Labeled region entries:
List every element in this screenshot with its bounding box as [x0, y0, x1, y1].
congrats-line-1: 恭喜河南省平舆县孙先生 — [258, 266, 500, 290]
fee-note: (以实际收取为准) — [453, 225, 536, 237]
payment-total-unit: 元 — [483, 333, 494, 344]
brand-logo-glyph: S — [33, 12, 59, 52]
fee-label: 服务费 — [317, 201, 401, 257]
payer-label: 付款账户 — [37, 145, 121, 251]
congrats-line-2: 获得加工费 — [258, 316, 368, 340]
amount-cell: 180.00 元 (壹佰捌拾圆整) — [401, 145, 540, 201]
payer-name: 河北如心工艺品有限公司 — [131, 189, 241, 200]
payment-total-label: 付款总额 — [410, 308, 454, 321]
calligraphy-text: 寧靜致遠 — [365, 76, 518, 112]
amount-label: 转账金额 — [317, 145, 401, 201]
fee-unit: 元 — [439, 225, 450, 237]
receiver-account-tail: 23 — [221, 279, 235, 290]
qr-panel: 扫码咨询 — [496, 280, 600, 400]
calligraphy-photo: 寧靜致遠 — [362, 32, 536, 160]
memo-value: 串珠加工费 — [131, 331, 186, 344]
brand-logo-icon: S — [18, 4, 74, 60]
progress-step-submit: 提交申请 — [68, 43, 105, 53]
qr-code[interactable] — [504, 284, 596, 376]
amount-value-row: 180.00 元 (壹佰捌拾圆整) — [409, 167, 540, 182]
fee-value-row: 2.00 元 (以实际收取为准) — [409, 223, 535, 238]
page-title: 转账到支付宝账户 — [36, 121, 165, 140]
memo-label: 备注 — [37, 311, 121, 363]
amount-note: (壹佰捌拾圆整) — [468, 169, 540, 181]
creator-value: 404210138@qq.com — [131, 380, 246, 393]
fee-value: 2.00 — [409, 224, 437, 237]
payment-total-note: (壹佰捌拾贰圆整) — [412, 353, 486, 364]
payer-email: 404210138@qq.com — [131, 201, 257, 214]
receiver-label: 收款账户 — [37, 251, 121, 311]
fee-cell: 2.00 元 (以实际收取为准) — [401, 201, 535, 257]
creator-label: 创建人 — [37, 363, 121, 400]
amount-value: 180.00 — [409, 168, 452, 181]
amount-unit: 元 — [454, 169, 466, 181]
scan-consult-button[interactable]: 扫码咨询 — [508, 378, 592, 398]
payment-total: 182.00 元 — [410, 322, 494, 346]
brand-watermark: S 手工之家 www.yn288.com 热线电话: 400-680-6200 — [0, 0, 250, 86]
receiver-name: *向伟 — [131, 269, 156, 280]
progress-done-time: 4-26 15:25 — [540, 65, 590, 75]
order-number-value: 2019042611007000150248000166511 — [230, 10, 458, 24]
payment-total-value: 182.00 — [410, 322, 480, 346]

• _Work to complete_: Return every one of the lines above verbatim, with no changes of any kind.

• _Answer to this task_:
List every element in this screenshot with its bounding box as [x0, y0, x1, y1].
congrats-line-1: 恭喜河南省平舆县孙先生 — [258, 266, 500, 290]
fee-note: (以实际收取为准) — [453, 225, 536, 237]
payment-total-unit: 元 — [483, 333, 494, 344]
brand-logo-glyph: S — [33, 12, 59, 52]
fee-label: 服务费 — [317, 201, 401, 257]
payer-label: 付款账户 — [37, 145, 121, 251]
congrats-line-2: 获得加工费 — [258, 316, 368, 340]
amount-cell: 180.00 元 (壹佰捌拾圆整) — [401, 145, 540, 201]
payer-name: 河北如心工艺品有限公司 — [131, 189, 241, 200]
payment-total-label: 付款总额 — [410, 308, 454, 321]
calligraphy-text: 寧靜致遠 — [365, 76, 518, 112]
amount-label: 转账金额 — [317, 145, 401, 201]
fee-unit: 元 — [439, 225, 450, 237]
receiver-account-tail: 23 — [221, 279, 235, 290]
qr-panel: 扫码咨询 — [496, 280, 600, 400]
calligraphy-photo: 寧靜致遠 — [362, 32, 536, 160]
memo-value: 串珠加工费 — [131, 331, 186, 344]
brand-logo-icon: S — [18, 4, 74, 60]
progress-step-submit: 提交申请 — [68, 43, 105, 53]
qr-code[interactable] — [504, 284, 596, 376]
amount-value-row: 180.00 元 (壹佰捌拾圆整) — [409, 167, 540, 182]
fee-value-row: 2.00 元 (以实际收取为准) — [409, 223, 535, 238]
page-title: 转账到支付宝账户 — [36, 121, 165, 140]
memo-label: 备注 — [37, 311, 121, 363]
amount-note: (壹佰捌拾圆整) — [468, 169, 540, 181]
creator-value: 404210138@qq.com — [131, 380, 246, 393]
fee-value: 2.00 — [409, 224, 437, 237]
payment-total-note: (壹佰捌拾贰圆整) — [412, 353, 486, 364]
payer-email: 404210138@qq.com — [131, 201, 257, 214]
receiver-label: 收款账户 — [37, 251, 121, 311]
fee-cell: 2.00 元 (以实际收取为准) — [401, 201, 535, 257]
creator-label: 创建人 — [37, 363, 121, 400]
amount-value: 180.00 — [409, 168, 452, 181]
amount-unit: 元 — [454, 169, 466, 181]
scan-consult-button[interactable]: 扫码咨询 — [508, 378, 592, 398]
payment-total: 182.00 元 — [410, 322, 494, 346]
brand-watermark: S 手工之家 www.yn288.com 热线电话: 400-680-6200 — [0, 0, 250, 86]
receiver-name: *向伟 — [131, 269, 156, 280]
progress-done-time: 4-26 15:25 — [540, 65, 590, 75]
order-number-value: 2019042611007000150248000166511 — [230, 10, 458, 24]
payment-total-value: 182.00 — [410, 322, 480, 346]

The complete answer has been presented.